Work to complete
In full and without alteration, give the listing again.
___ Information given
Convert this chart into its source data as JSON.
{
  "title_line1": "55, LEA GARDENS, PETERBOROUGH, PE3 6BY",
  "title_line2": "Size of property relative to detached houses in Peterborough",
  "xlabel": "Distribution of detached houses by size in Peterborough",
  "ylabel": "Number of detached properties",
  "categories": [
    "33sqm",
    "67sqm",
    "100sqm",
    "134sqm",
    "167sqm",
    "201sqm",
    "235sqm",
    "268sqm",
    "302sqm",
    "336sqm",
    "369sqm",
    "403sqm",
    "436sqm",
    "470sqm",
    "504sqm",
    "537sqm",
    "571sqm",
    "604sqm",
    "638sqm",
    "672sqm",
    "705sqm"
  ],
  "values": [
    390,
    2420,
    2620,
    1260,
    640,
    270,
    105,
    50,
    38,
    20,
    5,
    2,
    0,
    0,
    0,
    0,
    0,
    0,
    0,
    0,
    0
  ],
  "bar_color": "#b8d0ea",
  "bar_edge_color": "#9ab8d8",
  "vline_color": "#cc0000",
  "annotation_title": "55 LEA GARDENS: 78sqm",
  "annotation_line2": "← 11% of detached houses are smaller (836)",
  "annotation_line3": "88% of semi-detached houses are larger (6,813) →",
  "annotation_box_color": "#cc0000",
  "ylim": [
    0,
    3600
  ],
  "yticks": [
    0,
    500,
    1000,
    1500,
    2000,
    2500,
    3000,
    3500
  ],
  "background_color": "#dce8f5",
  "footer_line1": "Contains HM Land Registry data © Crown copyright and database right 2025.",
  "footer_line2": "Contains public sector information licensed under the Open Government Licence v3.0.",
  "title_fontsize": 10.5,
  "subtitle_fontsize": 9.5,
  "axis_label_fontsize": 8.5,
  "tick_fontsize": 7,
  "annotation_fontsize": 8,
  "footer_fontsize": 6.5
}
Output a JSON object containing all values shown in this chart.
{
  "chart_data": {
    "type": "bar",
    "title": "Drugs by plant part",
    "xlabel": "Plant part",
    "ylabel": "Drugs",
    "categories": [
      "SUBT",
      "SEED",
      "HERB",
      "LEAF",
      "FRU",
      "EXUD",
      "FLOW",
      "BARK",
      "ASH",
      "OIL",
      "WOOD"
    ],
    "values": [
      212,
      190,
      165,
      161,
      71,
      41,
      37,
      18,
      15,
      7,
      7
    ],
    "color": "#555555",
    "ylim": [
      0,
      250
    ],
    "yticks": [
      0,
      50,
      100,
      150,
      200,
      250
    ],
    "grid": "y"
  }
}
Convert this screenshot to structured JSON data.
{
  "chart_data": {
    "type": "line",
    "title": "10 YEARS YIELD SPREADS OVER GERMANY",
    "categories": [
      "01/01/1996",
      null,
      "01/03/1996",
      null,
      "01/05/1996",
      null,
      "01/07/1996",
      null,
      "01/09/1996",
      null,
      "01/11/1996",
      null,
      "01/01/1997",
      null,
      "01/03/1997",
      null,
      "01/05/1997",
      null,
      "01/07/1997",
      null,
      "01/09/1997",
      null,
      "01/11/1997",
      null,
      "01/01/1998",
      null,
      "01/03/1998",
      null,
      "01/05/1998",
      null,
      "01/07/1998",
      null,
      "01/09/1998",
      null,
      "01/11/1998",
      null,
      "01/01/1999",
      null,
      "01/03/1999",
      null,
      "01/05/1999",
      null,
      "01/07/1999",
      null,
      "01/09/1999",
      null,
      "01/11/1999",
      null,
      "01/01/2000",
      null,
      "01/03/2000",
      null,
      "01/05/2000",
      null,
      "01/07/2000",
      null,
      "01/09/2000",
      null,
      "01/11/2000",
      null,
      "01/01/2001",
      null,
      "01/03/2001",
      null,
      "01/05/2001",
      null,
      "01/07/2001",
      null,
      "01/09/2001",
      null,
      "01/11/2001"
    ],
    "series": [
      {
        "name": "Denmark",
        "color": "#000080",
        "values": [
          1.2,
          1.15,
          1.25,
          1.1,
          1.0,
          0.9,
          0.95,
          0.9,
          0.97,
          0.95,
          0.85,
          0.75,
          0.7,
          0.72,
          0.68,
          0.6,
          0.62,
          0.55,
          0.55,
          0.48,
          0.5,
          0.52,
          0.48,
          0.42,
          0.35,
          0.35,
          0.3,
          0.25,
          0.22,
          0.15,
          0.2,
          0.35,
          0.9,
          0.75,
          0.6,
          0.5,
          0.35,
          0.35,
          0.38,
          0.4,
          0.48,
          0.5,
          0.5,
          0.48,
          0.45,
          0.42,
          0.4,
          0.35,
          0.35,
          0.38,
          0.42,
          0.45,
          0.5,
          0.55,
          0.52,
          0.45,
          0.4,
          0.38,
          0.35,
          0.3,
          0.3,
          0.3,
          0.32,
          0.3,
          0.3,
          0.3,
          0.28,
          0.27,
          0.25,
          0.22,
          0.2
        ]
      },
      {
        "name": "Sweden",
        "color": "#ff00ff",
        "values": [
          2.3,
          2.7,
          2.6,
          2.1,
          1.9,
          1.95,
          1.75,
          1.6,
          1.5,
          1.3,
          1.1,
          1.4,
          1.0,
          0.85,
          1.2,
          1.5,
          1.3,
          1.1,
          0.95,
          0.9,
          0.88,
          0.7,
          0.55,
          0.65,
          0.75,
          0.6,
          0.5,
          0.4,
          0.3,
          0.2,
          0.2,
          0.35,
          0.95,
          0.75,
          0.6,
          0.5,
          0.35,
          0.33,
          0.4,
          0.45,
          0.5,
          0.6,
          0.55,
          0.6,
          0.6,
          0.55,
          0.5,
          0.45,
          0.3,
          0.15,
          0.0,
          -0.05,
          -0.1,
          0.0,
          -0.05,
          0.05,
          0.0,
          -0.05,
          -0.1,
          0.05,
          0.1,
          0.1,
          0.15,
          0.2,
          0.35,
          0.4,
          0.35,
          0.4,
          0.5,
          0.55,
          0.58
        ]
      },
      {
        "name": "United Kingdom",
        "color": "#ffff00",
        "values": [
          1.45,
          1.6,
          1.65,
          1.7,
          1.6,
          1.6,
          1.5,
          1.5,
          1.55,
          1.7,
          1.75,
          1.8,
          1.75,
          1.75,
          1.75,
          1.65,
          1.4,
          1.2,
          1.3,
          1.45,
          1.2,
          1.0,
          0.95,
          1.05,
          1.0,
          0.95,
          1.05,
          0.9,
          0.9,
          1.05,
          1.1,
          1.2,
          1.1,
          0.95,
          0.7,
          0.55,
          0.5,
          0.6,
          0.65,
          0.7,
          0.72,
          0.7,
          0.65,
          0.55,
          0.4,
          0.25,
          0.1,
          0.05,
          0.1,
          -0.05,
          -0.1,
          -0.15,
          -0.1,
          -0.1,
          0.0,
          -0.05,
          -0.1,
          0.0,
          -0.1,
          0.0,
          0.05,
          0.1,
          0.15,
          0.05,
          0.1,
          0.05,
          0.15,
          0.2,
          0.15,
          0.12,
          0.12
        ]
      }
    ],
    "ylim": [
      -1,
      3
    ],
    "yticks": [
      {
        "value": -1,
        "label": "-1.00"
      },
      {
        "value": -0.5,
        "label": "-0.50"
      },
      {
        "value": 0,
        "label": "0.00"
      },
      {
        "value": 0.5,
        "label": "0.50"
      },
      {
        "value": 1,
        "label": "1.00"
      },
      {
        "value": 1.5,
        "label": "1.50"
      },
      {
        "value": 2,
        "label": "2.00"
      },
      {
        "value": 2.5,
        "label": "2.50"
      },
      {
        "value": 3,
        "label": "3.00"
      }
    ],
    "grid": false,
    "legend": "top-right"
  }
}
______
Exercise response
Convert this chart into its source data as JSON.
{
  "title_line1": "55, LEA GARDENS, PETERBOROUGH, PE3 6BY",
  "title_line2": "Size of property relative to detached houses in Peterborough",
  "xlabel": "Distribution of detached houses by size in Peterborough",
  "ylabel": "Number of detached properties",
  "categories": [
    "33sqm",
    "67sqm",
    "100sqm",
    "134sqm",
    "167sqm",
    "201sqm",
    "235sqm",
    "268sqm",
    "302sqm",
    "336sqm",
    "369sqm",
    "403sqm",
    "436sqm",
    "470sqm",
    "504sqm",
    "537sqm",
    "571sqm",
    "604sqm",
    "638sqm",
    "672sqm",
    "705sqm"
  ],
  "values": [
    390,
    2420,
    2620,
    1260,
    640,
    270,
    105,
    50,
    38,
    20,
    5,
    2,
    0,
    0,
    0,
    0,
    0,
    0,
    0,
    0,
    0
  ],
  "bar_color": "#b8d0ea",
  "bar_edge_color": "#9ab8d8",
  "vline_color": "#cc0000",
  "annotation_title": "55 LEA GARDENS: 78sqm",
  "annotation_line2": "← 11% of detached houses are smaller (836)",
  "annotation_line3": "88% of semi-detached houses are larger (6,813) →",
  "annotation_box_color": "#cc0000",
  "ylim": [
    0,
    3600
  ],
  "yticks": [
    0,
    500,
    1000,
    1500,
    2000,
    2500,
    3000,
    3500
  ],
  "background_color": "#dce8f5",
  "footer_line1": "Contains HM Land Registry data © Crown copyright and database right 2025.",
  "footer_line2": "Contains public sector information licensed under the Open Government Licence v3.0.",
  "title_fontsize": 10.5,
  "subtitle_fontsize": 9.5,
  "axis_label_fontsize": 8.5,
  "tick_fontsize": 7,
  "annotation_fontsize": 8,
  "footer_fontsize": 6.5
}
Output a JSON object containing all values shown in this chart.
{
  "chart_data": {
    "type": "bar",
    "title": "Drugs by plant part",
    "xlabel": "Plant part",
    "ylabel": "Drugs",
    "categories": [
      "SUBT",
      "SEED",
      "HERB",
      "LEAF",
      "FRU",
      "EXUD",
      "FLOW",
      "BARK",
      "ASH",
      "OIL",
      "WOOD"
    ],
    "values": [
      212,
      190,
      165,
      161,
      71,
      41,
      37,
      18,
      15,
      7,
      7
    ],
    "color": "#555555",
    "ylim": [
      0,
      250
    ],
    "yticks": [
      0,
      50,
      100,
      150,
      200,
      250
    ],
    "grid": "y"
  }
}
Convert this screenshot to structured JSON data.
{
  "chart_data": {
    "type": "line",
    "title": "10 YEARS YIELD SPREADS OVER GERMANY",
    "categories": [
      "01/01/1996",
      null,
      "01/03/1996",
      null,
      "01/05/1996",
      null,
      "01/07/1996",
      null,
      "01/09/1996",
      null,
      "01/11/1996",
      null,
      "01/01/1997",
      null,
      "01/03/1997",
      null,
      "01/05/1997",
      null,
      "01/07/1997",
      null,
      "01/09/1997",
      null,
      "01/11/1997",
      null,
      "01/01/1998",
      null,
      "01/03/1998",
      null,
      "01/05/1998",
      null,
      "01/07/1998",
      null,
      "01/09/1998",
      null,
      "01/11/1998",
      null,
      "01/01/1999",
      null,
      "01/03/1999",
      null,
      "01/05/1999",
      null,
      "01/07/1999",
      null,
      "01/09/1999",
      null,
      "01/11/1999",
      null,
      "01/01/2000",
      null,
      "01/03/2000",
      null,
      "01/05/2000",
      null,
      "01/07/2000",
      null,
      "01/09/2000",
      null,
      "01/11/2000",
      null,
      "01/01/2001",
      null,
      "01/03/2001",
      null,
      "01/05/2001",
      null,
      "01/07/2001",
      null,
      "01/09/2001",
      null,
      "01/11/2001"
    ],
    "series": [
      {
        "name": "Denmark",
        "color": "#000080",
        "values": [
          1.2,
          1.15,
          1.25,
          1.1,
          1.0,
          0.9,
          0.95,
          0.9,
          0.97,
          0.95,
          0.85,
          0.75,
          0.7,
          0.72,
          0.68,
          0.6,
          0.62,
          0.55,
          0.55,
          0.48,
          0.5,
          0.52,
          0.48,
          0.42,
          0.35,
          0.35,
          0.3,
          0.25,
          0.22,
          0.15,
          0.2,
          0.35,
          0.9,
          0.75,
          0.6,
          0.5,
          0.35,
          0.35,
          0.38,
          0.4,
          0.48,
          0.5,
          0.5,
          0.48,
          0.45,
          0.42,
          0.4,
          0.35,
          0.35,
          0.38,
          0.42,
          0.45,
          0.5,
          0.55,
          0.52,
          0.45,
          0.4,
          0.38,
          0.35,
          0.3,
          0.3,
          0.3,
          0.32,
          0.3,
          0.3,
          0.3,
          0.28,
          0.27,
          0.25,
          0.22,
          0.2
        ]
      },
      {
        "name": "Sweden",
        "color": "#ff00ff",
        "values": [
          2.3,
          2.7,
          2.6,
          2.1,
          1.9,
          1.95,
          1.75,
          1.6,
          1.5,
          1.3,
          1.1,
          1.4,
          1.0,
          0.85,
          1.2,
          1.5,
          1.3,
          1.1,
          0.95,
          0.9,
          0.88,
          0.7,
          0.55,
          0.65,
          0.75,
          0.6,
          0.5,
          0.4,
          0.3,
          0.2,
          0.2,
          0.35,
          0.95,
          0.75,
          0.6,
          0.5,
          0.35,
          0.33,
          0.4,
          0.45,
          0.5,
          0.6,
          0.55,
          0.6,
          0.6,
          0.55,
          0.5,
          0.45,
          0.3,
          0.15,
          0.0,
          -0.05,
          -0.1,
          0.0,
          -0.05,
          0.05,
          0.0,
          -0.05,
          -0.1,
          0.05,
          0.1,
          0.1,
          0.15,
          0.2,
          0.35,
          0.4,
          0.35,
          0.4,
          0.5,
          0.55,
          0.58
        ]
      },
      {
        "name": "United Kingdom",
        "color": "#ffff00",
        "values": [
          1.45,
          1.6,
          1.65,
          1.7,
          1.6,
          1.6,
          1.5,
          1.5,
          1.55,
          1.7,
          1.75,
          1.8,
          1.75,
          1.75,
          1.75,
          1.65,
          1.4,
          1.2,
          1.3,
          1.45,
          1.2,
          1.0,
          0.95,
          1.05,
          1.0,
          0.95,
          1.05,
          0.9,
          0.9,
          1.05,
          1.1,
          1.2,
          1.1,
          0.95,
          0.7,
          0.55,
          0.5,
          0.6,
          0.65,
          0.7,
          0.72,
          0.7,
          0.65,
          0.55,
          0.4,
          0.25,
          0.1,
          0.05,
          0.1,
          -0.05,
          -0.1,
          -0.15,
          -0.1,
          -0.1,
          0.0,
          -0.05,
          -0.1,
          0.0,
          -0.1,
          0.0,
          0.05,
          0.1,
          0.15,
          0.05,
          0.1,
          0.05,
          0.15,
          0.2,
          0.15,
          0.12,
          0.12
        ]
      }
    ],
    "ylim": [
      -1,
      3
    ],
    "yticks": [
      {
        "value": -1,
        "label": "-1.00"
      },
      {
        "value": -0.5,
        "label": "-0.50"
      },
      {
        "value": 0,
        "label": "0.00"
      },
      {
        "value": 0.5,
        "label": "0.50"
      },
      {
        "value": 1,
        "label": "1.00"
      },
      {
        "value": 1.5,
        "label": "1.50"
      },
      {
        "value": 2,
        "label": "2.00"
      },
      {
        "value": 2.5,
        "label": "2.50"
      },
      {
        "value": 3,
        "label": "3.00"
      }
    ],
    "grid": false,
    "legend": "top-right"
  }
}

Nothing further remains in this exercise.